- Problem details
Restate the records in their entirety, word for word.

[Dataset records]
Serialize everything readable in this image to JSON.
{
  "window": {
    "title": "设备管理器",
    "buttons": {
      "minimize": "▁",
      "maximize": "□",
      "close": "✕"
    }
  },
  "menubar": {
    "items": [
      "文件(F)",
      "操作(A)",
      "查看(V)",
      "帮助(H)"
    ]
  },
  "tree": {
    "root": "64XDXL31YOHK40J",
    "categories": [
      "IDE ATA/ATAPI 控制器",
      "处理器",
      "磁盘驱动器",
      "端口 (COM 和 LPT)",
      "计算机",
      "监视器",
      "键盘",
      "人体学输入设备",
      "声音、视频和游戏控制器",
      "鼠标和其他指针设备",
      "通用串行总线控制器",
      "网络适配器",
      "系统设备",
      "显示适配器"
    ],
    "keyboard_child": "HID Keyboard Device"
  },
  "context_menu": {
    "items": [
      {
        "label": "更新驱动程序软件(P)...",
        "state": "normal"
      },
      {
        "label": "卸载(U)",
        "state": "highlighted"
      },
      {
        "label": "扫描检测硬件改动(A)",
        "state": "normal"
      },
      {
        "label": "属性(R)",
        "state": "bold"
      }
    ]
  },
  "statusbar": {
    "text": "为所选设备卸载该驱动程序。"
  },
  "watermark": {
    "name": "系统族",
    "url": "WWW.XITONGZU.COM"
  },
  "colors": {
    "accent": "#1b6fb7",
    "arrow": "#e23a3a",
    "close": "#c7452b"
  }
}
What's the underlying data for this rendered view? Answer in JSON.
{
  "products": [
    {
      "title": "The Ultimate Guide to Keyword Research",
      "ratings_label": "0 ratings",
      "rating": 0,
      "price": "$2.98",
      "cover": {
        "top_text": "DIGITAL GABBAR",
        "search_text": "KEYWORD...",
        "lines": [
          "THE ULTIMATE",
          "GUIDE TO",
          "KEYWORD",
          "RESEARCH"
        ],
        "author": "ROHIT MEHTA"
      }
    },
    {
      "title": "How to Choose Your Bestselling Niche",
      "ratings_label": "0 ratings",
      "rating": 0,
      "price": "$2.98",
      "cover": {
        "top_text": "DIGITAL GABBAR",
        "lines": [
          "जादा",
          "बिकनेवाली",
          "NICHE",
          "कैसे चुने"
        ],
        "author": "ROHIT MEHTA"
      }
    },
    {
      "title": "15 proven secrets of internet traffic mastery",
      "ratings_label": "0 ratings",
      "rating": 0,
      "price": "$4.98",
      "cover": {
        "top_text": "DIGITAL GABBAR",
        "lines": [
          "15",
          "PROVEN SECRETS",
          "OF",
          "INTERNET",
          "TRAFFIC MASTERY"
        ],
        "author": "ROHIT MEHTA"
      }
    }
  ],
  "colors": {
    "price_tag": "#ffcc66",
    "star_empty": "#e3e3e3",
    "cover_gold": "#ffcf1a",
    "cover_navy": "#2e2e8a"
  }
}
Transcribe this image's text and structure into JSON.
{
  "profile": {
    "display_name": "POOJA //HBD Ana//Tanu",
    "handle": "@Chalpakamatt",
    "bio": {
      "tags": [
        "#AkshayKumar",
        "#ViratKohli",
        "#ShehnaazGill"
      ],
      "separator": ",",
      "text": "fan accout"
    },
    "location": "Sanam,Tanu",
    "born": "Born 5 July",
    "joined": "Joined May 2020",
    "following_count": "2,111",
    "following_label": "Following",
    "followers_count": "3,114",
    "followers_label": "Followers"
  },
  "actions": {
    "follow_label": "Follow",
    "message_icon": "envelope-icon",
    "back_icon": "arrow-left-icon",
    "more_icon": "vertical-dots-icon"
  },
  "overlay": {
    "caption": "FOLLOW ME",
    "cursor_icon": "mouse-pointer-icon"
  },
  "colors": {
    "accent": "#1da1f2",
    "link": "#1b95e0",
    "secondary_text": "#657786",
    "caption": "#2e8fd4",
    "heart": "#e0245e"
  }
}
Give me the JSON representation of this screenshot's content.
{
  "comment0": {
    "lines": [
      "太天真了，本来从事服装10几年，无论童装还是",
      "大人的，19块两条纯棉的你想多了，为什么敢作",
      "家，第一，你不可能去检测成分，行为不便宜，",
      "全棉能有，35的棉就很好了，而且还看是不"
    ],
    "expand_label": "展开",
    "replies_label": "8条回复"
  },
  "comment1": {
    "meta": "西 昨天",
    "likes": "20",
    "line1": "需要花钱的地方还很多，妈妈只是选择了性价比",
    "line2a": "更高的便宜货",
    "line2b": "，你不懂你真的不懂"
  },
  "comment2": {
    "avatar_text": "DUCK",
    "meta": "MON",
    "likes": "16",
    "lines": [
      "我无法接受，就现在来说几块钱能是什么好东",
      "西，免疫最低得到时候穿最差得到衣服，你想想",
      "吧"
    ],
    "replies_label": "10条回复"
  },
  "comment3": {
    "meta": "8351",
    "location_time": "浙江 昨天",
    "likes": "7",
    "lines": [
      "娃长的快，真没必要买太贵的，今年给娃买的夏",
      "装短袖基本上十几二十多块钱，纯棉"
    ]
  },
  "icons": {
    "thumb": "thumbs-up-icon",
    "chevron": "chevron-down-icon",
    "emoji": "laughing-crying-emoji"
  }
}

- Solution
Serialize everything readable in this image to JSON.
{
  "window": {
    "title": "设备管理器",
    "buttons": {
      "minimize": "▁",
      "maximize": "□",
      "close": "✕"
    }
  },
  "menubar": {
    "items": [
      "文件(F)",
      "操作(A)",
      "查看(V)",
      "帮助(H)"
    ]
  },
  "tree": {
    "root": "64XDXL31YOHK40J",
    "categories": [
      "IDE ATA/ATAPI 控制器",
      "处理器",
      "磁盘驱动器",
      "端口 (COM 和 LPT)",
      "计算机",
      "监视器",
      "键盘",
      "人体学输入设备",
      "声音、视频和游戏控制器",
      "鼠标和其他指针设备",
      "通用串行总线控制器",
      "网络适配器",
      "系统设备",
      "显示适配器"
    ],
    "keyboard_child": "HID Keyboard Device"
  },
  "context_menu": {
    "items": [
      {
        "label": "更新驱动程序软件(P)...",
        "state": "normal"
      },
      {
        "label": "卸载(U)",
        "state": "highlighted"
      },
      {
        "label": "扫描检测硬件改动(A)",
        "state": "normal"
      },
      {
        "label": "属性(R)",
        "state": "bold"
      }
    ]
  },
  "statusbar": {
    "text": "为所选设备卸载该驱动程序。"
  },
  "watermark": {
    "name": "系统族",
    "url": "WWW.XITONGZU.COM"
  },
  "colors": {
    "accent": "#1b6fb7",
    "arrow": "#e23a3a",
    "close": "#c7452b"
  }
}
What's the underlying data for this rendered view? Answer in JSON.
{
  "products": [
    {
      "title": "The Ultimate Guide to Keyword Research",
      "ratings_label": "0 ratings",
      "rating": 0,
      "price": "$2.98",
      "cover": {
        "top_text": "DIGITAL GABBAR",
        "search_text": "KEYWORD...",
        "lines": [
          "THE ULTIMATE",
          "GUIDE TO",
          "KEYWORD",
          "RESEARCH"
        ],
        "author": "ROHIT MEHTA"
      }
    },
    {
      "title": "How to Choose Your Bestselling Niche",
      "ratings_label": "0 ratings",
      "rating": 0,
      "price": "$2.98",
      "cover": {
        "top_text": "DIGITAL GABBAR",
        "lines": [
          "जादा",
          "बिकनेवाली",
          "NICHE",
          "कैसे चुने"
        ],
        "author": "ROHIT MEHTA"
      }
    },
    {
      "title": "15 proven secrets of internet traffic mastery",
      "ratings_label": "0 ratings",
      "rating": 0,
      "price": "$4.98",
      "cover": {
        "top_text": "DIGITAL GABBAR",
        "lines": [
          "15",
          "PROVEN SECRETS",
          "OF",
          "INTERNET",
          "TRAFFIC MASTERY"
        ],
        "author": "ROHIT MEHTA"
      }
    }
  ],
  "colors": {
    "price_tag": "#ffcc66",
    "star_empty": "#e3e3e3",
    "cover_gold": "#ffcf1a",
    "cover_navy": "#2e2e8a"
  }
}
Transcribe this image's text and structure into JSON.
{
  "profile": {
    "display_name": "POOJA //HBD Ana//Tanu",
    "handle": "@Chalpakamatt",
    "bio": {
      "tags": [
        "#AkshayKumar",
        "#ViratKohli",
        "#ShehnaazGill"
      ],
      "separator": ",",
      "text": "fan accout"
    },
    "location": "Sanam,Tanu",
    "born": "Born 5 July",
    "joined": "Joined May 2020",
    "following_count": "2,111",
    "following_label": "Following",
    "followers_count": "3,114",
    "followers_label": "Followers"
  },
  "actions": {
    "follow_label": "Follow",
    "message_icon": "envelope-icon",
    "back_icon": "arrow-left-icon",
    "more_icon": "vertical-dots-icon"
  },
  "overlay": {
    "caption": "FOLLOW ME",
    "cursor_icon": "mouse-pointer-icon"
  },
  "colors": {
    "accent": "#1da1f2",
    "link": "#1b95e0",
    "secondary_text": "#657786",
    "caption": "#2e8fd4",
    "heart": "#e0245e"
  }
}
Give me the JSON representation of this screenshot's content.
{
  "comment0": {
    "lines": [
      "太天真了，本来从事服装10几年，无论童装还是",
      "大人的，19块两条纯棉的你想多了，为什么敢作",
      "家，第一，你不可能去检测成分，行为不便宜，",
      "全棉能有，35的棉就很好了，而且还看是不"
    ],
    "expand_label": "展开",
    "replies_label": "8条回复"
  },
  "comment1": {
    "meta": "西 昨天",
    "likes": "20",
    "line1": "需要花钱的地方还很多，妈妈只是选择了性价比",
    "line2a": "更高的便宜货",
    "line2b": "，你不懂你真的不懂"
  },
  "comment2": {
    "avatar_text": "DUCK",
    "meta": "MON",
    "likes": "16",
    "lines": [
      "我无法接受，就现在来说几块钱能是什么好东",
      "西，免疫最低得到时候穿最差得到衣服，你想想",
      "吧"
    ],
    "replies_label": "10条回复"
  },
  "comment3": {
    "meta": "8351",
    "location_time": "浙江 昨天",
    "likes": "7",
    "lines": [
      "娃长的快，真没必要买太贵的，今年给娃买的夏",
      "装短袖基本上十几二十多块钱，纯棉"
    ]
  },
  "icons": {
    "thumb": "thumbs-up-icon",
    "chevron": "chevron-down-icon",
    "emoji": "laughing-crying-emoji"
  }
}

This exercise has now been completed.